> YOUR TASK
Every line that holds the string "diagram" is to be identified and copied.
### DATASET ENTRIES
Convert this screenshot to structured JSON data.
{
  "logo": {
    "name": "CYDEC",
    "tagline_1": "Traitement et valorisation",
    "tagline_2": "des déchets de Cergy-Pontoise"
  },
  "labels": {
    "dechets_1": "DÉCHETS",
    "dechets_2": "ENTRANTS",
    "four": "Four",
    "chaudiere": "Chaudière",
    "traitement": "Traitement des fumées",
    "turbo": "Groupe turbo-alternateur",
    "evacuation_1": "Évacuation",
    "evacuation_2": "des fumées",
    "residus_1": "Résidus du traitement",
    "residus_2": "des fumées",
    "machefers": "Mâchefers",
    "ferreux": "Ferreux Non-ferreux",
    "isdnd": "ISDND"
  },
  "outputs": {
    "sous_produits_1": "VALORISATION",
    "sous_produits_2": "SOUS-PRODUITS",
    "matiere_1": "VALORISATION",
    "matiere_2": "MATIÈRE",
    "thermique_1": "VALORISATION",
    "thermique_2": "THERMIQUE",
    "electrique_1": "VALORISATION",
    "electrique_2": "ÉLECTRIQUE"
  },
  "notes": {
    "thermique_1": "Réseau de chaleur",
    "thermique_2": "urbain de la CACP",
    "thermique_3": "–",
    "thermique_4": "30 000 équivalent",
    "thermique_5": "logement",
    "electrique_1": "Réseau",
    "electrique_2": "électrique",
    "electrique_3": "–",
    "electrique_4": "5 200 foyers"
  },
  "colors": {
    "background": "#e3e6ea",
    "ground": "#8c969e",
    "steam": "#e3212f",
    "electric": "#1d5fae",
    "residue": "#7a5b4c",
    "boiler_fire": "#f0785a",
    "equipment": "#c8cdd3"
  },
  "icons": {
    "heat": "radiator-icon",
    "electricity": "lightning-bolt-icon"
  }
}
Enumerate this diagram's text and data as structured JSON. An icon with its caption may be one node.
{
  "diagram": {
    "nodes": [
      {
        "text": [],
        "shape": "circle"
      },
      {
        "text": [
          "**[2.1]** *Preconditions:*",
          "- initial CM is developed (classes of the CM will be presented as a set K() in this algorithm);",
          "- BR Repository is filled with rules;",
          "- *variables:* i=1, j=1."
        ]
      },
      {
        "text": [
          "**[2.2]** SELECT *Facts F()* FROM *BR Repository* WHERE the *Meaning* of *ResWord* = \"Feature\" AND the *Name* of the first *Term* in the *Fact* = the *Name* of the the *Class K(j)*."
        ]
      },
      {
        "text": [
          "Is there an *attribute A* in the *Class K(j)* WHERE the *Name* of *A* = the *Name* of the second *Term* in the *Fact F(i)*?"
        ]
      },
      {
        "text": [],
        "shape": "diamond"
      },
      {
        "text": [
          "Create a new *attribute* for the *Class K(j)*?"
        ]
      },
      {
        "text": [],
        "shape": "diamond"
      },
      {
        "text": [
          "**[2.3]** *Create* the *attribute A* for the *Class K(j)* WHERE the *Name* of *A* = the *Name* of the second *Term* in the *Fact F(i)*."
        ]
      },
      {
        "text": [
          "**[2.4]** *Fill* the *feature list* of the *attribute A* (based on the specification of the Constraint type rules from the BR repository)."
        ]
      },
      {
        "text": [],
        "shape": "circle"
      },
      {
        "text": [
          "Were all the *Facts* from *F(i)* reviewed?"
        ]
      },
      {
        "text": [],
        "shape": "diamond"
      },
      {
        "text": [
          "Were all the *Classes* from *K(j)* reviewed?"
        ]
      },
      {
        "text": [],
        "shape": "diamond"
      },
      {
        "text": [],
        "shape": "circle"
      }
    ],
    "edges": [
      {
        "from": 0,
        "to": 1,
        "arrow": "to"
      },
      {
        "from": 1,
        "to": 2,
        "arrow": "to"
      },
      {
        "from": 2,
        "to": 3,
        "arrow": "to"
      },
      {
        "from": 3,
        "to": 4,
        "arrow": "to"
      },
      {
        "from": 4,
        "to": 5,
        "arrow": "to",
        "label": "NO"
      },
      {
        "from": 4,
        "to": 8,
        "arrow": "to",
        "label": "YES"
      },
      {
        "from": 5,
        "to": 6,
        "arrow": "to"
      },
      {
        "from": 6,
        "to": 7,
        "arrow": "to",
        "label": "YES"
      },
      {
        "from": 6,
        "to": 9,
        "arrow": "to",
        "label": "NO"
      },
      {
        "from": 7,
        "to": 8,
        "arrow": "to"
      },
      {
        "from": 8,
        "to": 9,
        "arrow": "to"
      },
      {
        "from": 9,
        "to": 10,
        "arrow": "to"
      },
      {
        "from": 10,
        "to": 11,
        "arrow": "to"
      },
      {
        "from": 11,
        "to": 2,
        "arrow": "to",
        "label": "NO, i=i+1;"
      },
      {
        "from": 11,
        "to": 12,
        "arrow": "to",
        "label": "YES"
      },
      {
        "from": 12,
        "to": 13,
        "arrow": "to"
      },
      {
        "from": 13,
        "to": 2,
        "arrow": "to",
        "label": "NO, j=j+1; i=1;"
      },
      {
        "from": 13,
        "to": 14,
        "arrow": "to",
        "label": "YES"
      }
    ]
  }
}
######
> EXERCISE SOLUTION
Enumerate this diagram's text and data as structured JSON. An icon with its caption may be one node.
  "diagram": {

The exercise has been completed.